'''

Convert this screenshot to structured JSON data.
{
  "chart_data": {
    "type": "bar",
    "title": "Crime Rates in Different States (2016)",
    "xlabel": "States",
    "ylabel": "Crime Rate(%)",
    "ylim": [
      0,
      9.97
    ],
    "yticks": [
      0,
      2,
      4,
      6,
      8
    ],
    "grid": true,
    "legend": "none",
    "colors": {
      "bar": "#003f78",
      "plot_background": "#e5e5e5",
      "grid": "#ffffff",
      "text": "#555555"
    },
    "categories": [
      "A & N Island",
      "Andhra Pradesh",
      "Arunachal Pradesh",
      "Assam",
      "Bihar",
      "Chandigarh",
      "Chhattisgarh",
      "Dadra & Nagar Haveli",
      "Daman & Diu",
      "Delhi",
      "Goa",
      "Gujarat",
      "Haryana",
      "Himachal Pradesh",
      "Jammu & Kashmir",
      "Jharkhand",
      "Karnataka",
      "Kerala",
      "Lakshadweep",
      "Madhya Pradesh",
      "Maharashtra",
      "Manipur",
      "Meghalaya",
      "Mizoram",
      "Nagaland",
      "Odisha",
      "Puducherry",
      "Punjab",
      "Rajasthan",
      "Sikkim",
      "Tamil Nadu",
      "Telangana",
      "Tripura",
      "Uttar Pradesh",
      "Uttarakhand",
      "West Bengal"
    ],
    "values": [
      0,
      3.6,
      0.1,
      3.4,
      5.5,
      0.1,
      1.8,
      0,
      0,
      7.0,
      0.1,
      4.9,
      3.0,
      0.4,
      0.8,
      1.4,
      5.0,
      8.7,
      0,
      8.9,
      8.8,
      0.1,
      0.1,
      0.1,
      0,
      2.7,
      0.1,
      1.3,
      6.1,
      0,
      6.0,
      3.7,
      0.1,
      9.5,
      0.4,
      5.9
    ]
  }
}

'''

# Task directions
In the records above, locate the lines holding the word "States". Copy each of them.

# Output of the task
    "title": "Crime Rates in Different States (2016)",
    "xlabel": "States",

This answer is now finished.